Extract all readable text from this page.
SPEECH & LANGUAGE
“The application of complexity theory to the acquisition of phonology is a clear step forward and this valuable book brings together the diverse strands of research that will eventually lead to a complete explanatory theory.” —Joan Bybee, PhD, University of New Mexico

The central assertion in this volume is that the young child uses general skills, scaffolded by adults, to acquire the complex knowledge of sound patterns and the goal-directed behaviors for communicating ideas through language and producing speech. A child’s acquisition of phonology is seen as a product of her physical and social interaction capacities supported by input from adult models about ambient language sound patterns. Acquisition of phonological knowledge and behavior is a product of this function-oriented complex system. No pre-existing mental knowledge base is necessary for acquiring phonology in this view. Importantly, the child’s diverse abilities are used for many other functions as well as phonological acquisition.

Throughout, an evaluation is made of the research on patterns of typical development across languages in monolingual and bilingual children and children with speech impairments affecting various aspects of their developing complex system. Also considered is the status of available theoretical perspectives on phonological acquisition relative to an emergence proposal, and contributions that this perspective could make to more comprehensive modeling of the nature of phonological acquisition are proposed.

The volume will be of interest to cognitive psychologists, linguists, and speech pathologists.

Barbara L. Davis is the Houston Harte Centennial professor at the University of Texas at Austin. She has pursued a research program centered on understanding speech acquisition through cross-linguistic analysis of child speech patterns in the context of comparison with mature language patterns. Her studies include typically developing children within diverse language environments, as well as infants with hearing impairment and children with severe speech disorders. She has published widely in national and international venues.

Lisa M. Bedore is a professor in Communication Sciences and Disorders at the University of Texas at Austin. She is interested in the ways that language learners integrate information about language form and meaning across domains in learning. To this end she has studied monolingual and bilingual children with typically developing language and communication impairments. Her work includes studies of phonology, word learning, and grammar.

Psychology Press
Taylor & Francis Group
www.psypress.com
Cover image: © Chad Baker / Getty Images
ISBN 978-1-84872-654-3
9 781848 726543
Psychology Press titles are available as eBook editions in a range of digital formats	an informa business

EXERCISE REQUIREMENTS — Copy out all of the data exactly, leaving nothing out.

EXERCISE SOLUTION —
Extract all readable text from this page.
SPEECH & LANGUAGE
“The application of complexity theory to the acquisition of phonology is a clear step forward and this valuable book brings together the diverse strands of research that will eventually lead to a complete explanatory theory.” —Joan Bybee, PhD, University of New Mexico

The central assertion in this volume is that the young child uses general skills, scaffolded by adults, to acquire the complex knowledge of sound patterns and the goal-directed behaviors for communicating ideas through language and producing speech. A child’s acquisition of phonology is seen as a product of her physical and social interaction capacities supported by input from adult models about ambient language sound patterns. Acquisition of phonological knowledge and behavior is a product of this function-oriented complex system. No pre-existing mental knowledge base is necessary for acquiring phonology in this view. Importantly, the child’s diverse abilities are used for many other functions as well as phonological acquisition.

Throughout, an evaluation is made of the research on patterns of typical development across languages in monolingual and bilingual children and children with speech impairments affecting various aspects of their developing complex system. Also considered is the status of available theoretical perspectives on phonological acquisition relative to an emergence proposal, and contributions that this perspective could make to more comprehensive modeling of the nature of phonological acquisition are proposed.

The volume will be of interest to cognitive psychologists, linguists, and speech pathologists.

Barbara L. Davis is the Houston Harte Centennial professor at the University of Texas at Austin. She has pursued a research program centered on understanding speech acquisition through cross-linguistic analysis of child speech patterns in the context of comparison with mature language patterns. Her studies include typically developing children within diverse language environments, as well as infants with hearing impairment and children with severe speech disorders. She has published widely in national and international venues.

Lisa M. Bedore is a professor in Communication Sciences and Disorders at the University of Texas at Austin. She is interested in the ways that language learners integrate information about language form and meaning across domains in learning. To this end she has studied monolingual and bilingual children with typically developing language and communication impairments. Her work includes studies of phonology, word learning, and grammar.

Psychology Press
Taylor & Francis Group
www.psypress.com
Cover image: © Chad Baker / Getty Images
ISBN 978-1-84872-654-3
9 781848 726543
Psychology Press titles are available as eBook editions in a range of digital formats	an informa business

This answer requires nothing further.